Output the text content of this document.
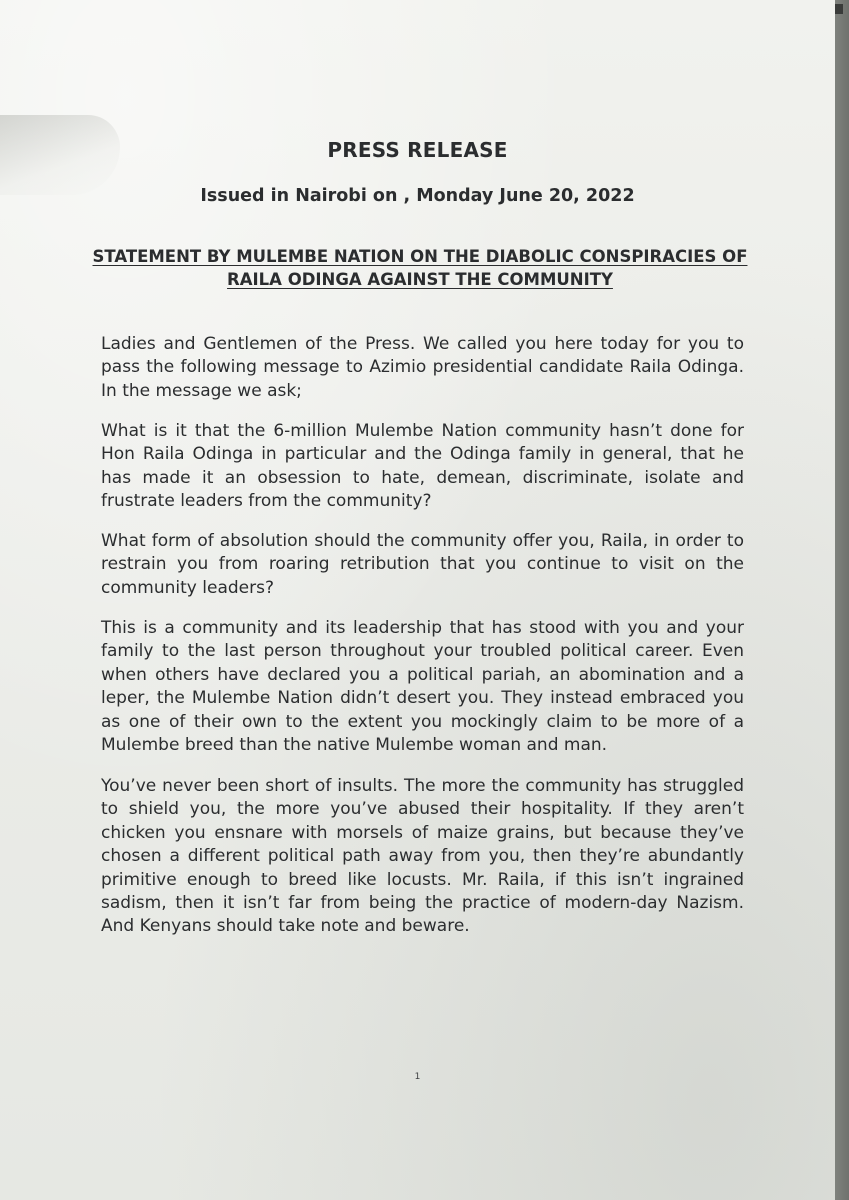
PRESS RELEASE
Issued in Nairobi on , Monday June 20, 2022
STATEMENT BY MULEMBE NATION ON THE DIABOLIC CONSPIRACIES OF RAILA ODINGA AGAINST THE COMMUNITY

Ladies and Gentlemen of the Press. We called you here today for you to pass the following message to Azimio presidential candidate Raila Odinga. In the message we ask;

What is it that the 6-million Mulembe Nation community hasn’t done for Hon Raila Odinga in particular and the Odinga family in general, that he has made it an obsession to hate, demean, discriminate, isolate and frustrate leaders from the community?

What form of absolution should the community offer you, Raila, in order to restrain you from roaring retribution that you continue to visit on the community leaders?

This is a community and its leadership that has stood with you and your family to the last person throughout your troubled political career. Even when others have declared you a political pariah, an abomination and a leper, the Mulembe Nation didn’t desert you. They instead embraced you as one of their own to the extent you mockingly claim to be more of a Mulembe breed than the native Mulembe woman and man.

You’ve never been short of insults. The more the community has struggled to shield you, the more you’ve abused their hospitality. If they aren’t chicken you ensnare with morsels of maize grains, but because they’ve chosen a different political path away from you, then they’re abundantly primitive enough to breed like locusts. Mr. Raila, if this isn’t ingrained sadism, then it isn’t far from being the practice of modern-day Nazism. And Kenyans should take note and beware.

1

|---|

Given request — Reproduce all of the data exactly, omitting each picture it holds.

Worked answer —
Output the text content of this document.
PRESS RELEASE
Issued in Nairobi on , Monday June 20, 2022
STATEMENT BY MULEMBE NATION ON THE DIABOLIC CONSPIRACIES OF RAILA ODINGA AGAINST THE COMMUNITY

Ladies and Gentlemen of the Press. We called you here today for you to pass the following message to Azimio presidential candidate Raila Odinga. In the message we ask;

What is it that the 6-million Mulembe Nation community hasn’t done for Hon Raila Odinga in particular and the Odinga family in general, that he has made it an obsession to hate, demean, discriminate, isolate and frustrate leaders from the community?

What form of absolution should the community offer you, Raila, in order to restrain you from roaring retribution that you continue to visit on the community leaders?

This is a community and its leadership that has stood with you and your family to the last person throughout your troubled political career. Even when others have declared you a political pariah, an abomination and a leper, the Mulembe Nation didn’t desert you. They instead embraced you as one of their own to the extent you mockingly claim to be more of a Mulembe breed than the native Mulembe woman and man.

You’ve never been short of insults. The more the community has struggled to shield you, the more you’ve abused their hospitality. If they aren’t chicken you ensnare with morsels of maize grains, but because they’ve chosen a different political path away from you, then they’re abundantly primitive enough to breed like locusts. Mr. Raila, if this isn’t ingrained sadism, then it isn’t far from being the practice of modern-day Nazism. And Kenyans should take note and beware.

1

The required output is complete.